Exercise goal.
Below, in the data, copy out word for word the part that opens with the line containing "triangle-right-icon[interactable] (26, 415, 31, 423)" and closes with the line containing "field-row-1: Default debug", both of those lines included.
--- START OF Supplied records ---
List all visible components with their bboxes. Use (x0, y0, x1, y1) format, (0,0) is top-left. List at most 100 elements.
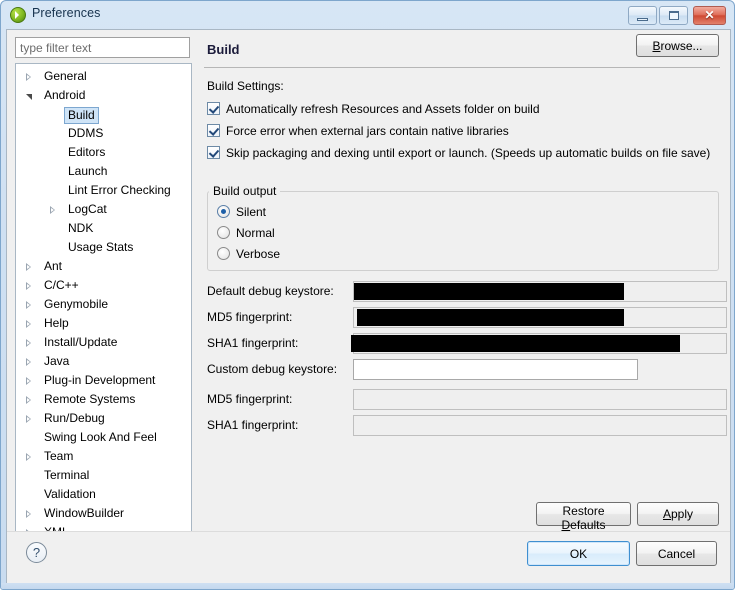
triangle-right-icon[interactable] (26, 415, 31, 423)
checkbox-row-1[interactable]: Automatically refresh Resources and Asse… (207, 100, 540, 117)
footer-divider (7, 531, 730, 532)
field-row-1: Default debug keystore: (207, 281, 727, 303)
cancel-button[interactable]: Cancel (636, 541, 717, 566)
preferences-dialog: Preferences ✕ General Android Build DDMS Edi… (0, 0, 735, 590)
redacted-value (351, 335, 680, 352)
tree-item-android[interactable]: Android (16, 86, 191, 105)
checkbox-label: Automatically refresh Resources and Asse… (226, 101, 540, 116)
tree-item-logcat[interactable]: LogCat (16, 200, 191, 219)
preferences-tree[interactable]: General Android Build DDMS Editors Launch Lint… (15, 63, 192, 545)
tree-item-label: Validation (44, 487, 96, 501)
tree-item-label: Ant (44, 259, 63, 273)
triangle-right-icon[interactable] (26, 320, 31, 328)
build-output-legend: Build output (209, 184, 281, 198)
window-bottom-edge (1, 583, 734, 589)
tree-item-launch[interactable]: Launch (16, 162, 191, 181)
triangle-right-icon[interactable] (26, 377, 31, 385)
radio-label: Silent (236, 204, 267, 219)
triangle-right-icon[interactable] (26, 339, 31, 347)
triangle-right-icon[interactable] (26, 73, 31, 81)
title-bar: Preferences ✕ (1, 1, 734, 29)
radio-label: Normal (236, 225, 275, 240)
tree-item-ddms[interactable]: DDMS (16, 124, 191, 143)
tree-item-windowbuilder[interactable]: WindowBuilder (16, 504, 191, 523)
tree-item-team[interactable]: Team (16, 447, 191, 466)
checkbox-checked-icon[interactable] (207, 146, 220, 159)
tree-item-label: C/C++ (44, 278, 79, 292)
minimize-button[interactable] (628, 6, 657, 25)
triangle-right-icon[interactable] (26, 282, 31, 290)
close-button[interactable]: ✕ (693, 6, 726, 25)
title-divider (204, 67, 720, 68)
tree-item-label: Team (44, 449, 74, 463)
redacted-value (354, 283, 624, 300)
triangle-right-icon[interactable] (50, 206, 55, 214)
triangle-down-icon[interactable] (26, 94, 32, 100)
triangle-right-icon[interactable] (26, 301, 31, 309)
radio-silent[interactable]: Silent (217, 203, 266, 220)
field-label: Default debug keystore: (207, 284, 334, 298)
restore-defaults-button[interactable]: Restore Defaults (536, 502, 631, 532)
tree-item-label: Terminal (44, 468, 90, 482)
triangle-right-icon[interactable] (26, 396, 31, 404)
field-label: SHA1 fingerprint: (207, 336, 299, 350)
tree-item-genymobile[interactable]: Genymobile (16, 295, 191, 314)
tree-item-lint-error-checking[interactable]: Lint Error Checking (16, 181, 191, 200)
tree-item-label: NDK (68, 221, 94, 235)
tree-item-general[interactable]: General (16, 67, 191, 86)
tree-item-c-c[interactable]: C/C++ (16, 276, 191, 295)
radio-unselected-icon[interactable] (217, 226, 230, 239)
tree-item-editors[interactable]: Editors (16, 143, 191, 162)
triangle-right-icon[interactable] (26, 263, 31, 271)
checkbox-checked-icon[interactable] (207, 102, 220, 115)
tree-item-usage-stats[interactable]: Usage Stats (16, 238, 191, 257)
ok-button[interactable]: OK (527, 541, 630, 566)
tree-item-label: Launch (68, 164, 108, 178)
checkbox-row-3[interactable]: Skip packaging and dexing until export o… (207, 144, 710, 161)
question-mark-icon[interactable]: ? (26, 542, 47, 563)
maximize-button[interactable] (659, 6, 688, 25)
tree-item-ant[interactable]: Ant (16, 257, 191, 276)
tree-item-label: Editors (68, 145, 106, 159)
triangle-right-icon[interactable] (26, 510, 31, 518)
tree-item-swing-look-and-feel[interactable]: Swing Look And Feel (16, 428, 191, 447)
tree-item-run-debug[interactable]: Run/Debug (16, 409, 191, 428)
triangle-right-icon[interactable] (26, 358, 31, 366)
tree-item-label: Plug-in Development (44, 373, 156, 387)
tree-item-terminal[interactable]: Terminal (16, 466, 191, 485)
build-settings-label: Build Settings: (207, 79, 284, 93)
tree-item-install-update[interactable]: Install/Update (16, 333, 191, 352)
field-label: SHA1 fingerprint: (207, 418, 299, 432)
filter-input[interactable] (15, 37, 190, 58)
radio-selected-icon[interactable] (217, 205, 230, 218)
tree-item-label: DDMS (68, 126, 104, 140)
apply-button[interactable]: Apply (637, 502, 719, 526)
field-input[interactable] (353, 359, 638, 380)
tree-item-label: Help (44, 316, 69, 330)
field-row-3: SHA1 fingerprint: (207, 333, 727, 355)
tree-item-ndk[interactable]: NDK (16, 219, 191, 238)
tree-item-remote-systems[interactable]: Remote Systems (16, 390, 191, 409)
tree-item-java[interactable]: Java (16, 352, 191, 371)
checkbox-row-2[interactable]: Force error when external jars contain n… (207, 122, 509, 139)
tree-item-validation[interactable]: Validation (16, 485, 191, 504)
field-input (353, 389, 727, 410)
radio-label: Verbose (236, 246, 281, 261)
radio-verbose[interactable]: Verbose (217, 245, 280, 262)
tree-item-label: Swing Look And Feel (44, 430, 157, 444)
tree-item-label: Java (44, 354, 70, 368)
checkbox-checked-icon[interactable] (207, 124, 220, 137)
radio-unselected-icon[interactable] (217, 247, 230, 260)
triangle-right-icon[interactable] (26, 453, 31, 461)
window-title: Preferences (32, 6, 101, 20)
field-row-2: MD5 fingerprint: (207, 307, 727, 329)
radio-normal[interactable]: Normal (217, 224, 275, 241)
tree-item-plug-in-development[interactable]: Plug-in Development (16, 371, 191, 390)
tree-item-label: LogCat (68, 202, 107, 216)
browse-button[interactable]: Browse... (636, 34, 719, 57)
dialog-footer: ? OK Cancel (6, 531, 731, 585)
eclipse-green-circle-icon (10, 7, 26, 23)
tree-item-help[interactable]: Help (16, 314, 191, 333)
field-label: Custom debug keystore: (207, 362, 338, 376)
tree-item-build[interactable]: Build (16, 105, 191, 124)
--- END OF Supplied records ---
--- START OF Supplied records ---
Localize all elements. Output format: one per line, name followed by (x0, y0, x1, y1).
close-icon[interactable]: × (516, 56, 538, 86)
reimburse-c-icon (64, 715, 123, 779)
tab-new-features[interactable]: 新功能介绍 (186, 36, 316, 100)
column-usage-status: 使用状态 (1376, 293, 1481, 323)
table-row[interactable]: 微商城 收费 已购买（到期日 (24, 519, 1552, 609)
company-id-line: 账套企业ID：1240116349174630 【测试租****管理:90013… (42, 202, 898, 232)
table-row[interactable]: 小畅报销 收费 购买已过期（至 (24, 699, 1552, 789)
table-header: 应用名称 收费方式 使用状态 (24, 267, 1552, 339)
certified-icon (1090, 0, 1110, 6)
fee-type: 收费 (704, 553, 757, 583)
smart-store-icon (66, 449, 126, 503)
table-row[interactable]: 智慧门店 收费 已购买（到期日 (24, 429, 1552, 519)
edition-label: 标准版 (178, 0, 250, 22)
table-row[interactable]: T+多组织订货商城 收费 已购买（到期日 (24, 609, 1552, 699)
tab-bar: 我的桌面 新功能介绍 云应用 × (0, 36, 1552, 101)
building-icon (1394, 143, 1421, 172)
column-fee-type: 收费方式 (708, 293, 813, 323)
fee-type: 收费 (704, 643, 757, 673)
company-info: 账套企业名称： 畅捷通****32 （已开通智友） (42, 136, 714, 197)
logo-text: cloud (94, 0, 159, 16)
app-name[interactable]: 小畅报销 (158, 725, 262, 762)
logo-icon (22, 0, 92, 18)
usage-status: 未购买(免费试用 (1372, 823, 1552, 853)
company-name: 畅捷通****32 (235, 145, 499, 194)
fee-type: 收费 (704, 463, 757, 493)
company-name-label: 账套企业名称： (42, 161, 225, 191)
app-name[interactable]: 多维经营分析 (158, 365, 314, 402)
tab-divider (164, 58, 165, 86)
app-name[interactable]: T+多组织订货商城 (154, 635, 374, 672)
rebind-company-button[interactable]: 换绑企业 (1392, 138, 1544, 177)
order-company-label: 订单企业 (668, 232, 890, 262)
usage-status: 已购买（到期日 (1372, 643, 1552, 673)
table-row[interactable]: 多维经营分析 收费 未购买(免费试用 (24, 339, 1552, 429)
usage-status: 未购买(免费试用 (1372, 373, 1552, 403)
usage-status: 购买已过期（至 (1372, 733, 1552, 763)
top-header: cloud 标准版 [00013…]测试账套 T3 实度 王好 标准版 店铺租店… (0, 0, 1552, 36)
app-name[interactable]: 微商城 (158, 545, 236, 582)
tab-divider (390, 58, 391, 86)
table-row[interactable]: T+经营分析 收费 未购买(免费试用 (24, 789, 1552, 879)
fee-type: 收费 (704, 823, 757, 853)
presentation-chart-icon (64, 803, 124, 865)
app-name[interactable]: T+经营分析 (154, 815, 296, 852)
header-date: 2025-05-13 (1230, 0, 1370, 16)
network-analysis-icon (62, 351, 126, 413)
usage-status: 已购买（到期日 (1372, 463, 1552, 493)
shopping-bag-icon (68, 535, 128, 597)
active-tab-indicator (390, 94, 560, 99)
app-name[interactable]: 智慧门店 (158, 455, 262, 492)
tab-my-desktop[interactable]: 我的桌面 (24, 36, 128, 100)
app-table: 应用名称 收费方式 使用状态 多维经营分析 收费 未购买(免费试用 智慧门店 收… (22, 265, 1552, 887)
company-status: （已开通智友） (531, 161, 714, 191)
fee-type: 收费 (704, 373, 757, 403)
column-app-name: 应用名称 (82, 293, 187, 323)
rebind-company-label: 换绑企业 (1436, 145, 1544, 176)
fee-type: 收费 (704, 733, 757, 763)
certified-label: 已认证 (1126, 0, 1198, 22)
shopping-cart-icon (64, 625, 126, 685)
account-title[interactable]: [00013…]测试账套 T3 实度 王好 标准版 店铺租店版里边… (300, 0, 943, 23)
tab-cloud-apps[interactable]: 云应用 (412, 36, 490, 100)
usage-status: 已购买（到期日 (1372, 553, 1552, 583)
--- END OF Supplied records ---
--- START OF Supplied records ---
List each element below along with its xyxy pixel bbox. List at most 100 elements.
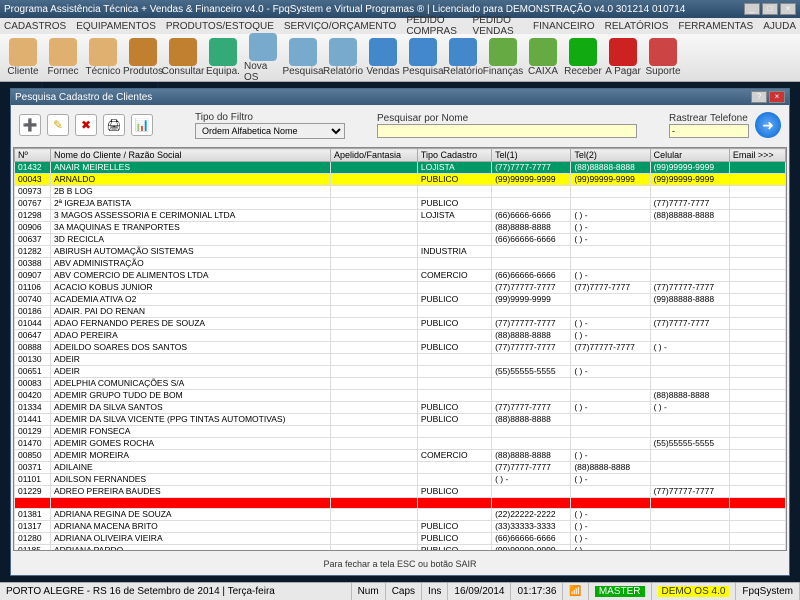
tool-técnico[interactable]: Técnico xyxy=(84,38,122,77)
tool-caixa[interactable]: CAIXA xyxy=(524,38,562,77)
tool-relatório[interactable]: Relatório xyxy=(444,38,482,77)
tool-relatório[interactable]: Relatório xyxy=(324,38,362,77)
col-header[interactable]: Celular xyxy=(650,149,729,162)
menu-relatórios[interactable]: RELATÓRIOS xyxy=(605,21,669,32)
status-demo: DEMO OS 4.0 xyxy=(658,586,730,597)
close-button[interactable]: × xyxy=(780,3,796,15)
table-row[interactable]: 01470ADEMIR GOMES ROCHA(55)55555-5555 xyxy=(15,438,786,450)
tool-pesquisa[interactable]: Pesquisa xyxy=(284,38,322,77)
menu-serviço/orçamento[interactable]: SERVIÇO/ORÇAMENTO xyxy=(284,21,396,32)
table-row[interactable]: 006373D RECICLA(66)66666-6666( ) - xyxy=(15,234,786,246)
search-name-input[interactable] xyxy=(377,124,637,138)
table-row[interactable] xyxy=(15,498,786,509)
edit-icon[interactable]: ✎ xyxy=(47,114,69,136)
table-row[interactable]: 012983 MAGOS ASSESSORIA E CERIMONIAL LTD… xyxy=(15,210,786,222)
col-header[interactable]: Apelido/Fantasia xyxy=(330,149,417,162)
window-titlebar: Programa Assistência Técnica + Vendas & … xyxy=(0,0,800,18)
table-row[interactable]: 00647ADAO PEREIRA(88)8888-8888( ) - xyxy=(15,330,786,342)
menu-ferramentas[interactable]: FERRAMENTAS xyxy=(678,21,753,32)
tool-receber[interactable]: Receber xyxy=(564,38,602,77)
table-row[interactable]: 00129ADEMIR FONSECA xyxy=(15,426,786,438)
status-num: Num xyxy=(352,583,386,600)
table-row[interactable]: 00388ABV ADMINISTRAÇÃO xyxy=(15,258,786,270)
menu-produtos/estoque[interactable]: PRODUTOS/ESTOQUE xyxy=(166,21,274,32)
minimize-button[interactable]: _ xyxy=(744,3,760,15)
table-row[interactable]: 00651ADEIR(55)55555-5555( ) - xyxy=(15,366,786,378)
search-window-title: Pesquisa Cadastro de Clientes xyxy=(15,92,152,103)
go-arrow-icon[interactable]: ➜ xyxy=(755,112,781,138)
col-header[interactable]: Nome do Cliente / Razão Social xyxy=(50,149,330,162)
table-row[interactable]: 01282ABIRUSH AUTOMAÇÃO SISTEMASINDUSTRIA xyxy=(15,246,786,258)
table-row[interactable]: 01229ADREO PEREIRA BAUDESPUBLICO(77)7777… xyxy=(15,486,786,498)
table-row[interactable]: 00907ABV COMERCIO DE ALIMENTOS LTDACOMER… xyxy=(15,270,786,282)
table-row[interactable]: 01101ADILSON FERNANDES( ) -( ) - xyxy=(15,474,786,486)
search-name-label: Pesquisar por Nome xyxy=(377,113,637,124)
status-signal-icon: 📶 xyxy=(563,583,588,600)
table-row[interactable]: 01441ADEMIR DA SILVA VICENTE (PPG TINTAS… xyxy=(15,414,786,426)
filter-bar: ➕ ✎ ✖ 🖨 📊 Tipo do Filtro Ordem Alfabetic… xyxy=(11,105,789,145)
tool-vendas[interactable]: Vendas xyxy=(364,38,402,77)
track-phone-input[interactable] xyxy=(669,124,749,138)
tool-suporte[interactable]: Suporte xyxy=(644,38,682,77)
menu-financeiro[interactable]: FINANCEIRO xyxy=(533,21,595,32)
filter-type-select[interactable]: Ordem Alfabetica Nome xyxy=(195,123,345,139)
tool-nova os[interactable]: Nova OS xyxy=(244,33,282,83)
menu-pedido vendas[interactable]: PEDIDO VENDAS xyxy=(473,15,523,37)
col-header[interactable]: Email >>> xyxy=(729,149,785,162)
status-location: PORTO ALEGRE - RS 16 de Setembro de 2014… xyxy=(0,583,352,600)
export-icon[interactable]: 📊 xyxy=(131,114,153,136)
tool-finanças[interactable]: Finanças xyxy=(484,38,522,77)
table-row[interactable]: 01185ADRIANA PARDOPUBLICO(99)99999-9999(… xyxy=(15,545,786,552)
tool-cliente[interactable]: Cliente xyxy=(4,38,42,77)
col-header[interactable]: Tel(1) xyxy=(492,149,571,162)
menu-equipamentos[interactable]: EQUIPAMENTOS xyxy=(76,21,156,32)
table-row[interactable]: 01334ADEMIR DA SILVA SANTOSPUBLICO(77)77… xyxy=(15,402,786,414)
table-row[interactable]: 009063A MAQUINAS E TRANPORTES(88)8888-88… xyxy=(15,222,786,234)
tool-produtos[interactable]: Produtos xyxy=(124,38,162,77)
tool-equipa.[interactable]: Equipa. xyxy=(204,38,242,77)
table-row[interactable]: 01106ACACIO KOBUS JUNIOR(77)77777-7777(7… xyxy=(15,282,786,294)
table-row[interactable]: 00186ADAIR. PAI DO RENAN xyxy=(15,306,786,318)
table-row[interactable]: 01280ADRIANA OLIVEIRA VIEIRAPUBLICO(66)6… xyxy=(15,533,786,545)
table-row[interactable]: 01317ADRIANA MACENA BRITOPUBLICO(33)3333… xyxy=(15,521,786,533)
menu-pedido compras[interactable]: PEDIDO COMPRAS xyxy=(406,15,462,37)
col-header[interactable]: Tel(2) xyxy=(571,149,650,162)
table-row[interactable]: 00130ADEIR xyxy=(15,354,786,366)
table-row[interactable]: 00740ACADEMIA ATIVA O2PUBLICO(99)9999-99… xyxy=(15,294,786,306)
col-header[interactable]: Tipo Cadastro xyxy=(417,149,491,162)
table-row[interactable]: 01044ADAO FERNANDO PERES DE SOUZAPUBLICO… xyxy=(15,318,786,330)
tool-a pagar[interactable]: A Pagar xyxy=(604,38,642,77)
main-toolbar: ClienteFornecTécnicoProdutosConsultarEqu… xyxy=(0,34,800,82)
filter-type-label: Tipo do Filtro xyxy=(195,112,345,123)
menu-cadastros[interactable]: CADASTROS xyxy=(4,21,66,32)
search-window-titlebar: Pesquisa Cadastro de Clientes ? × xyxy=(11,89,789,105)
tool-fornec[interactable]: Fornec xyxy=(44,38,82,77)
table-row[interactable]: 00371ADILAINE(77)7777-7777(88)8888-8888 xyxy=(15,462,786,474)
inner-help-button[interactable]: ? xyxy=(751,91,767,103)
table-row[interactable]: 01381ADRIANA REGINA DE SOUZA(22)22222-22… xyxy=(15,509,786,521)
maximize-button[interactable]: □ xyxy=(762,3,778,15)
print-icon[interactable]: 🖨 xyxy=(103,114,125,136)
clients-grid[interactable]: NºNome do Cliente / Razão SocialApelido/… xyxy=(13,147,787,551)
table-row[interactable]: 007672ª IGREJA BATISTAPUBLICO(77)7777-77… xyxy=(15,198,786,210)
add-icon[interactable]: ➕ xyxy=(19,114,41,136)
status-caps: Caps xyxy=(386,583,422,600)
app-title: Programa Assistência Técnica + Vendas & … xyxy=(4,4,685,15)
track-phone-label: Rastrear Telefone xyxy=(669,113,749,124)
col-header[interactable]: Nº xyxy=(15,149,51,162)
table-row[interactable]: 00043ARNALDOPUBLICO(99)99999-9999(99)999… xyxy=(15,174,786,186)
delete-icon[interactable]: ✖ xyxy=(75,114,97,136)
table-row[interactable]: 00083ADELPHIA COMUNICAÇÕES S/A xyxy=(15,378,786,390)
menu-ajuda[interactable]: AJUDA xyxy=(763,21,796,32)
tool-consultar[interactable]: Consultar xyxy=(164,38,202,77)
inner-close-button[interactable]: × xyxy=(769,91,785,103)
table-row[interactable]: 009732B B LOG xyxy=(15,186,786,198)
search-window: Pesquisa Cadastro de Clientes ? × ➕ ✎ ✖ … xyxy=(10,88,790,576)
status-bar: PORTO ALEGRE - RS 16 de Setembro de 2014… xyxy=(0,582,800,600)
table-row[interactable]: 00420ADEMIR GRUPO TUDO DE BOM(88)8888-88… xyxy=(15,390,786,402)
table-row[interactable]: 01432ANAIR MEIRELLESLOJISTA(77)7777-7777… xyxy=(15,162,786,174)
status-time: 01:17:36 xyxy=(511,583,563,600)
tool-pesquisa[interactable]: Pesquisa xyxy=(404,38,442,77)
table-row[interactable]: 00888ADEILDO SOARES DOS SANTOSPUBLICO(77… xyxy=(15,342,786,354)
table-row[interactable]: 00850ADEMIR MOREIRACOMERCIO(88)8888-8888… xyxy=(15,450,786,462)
--- END OF Supplied records ---
Written solution.
triangle-right-icon[interactable] (26, 415, 31, 423)
checkbox-row-1[interactable]: Automatically refresh Resources and Asse… (207, 100, 540, 117)
footer-divider (7, 531, 730, 532)
field-row-1: Default debug keystore: (207, 281, 727, 303)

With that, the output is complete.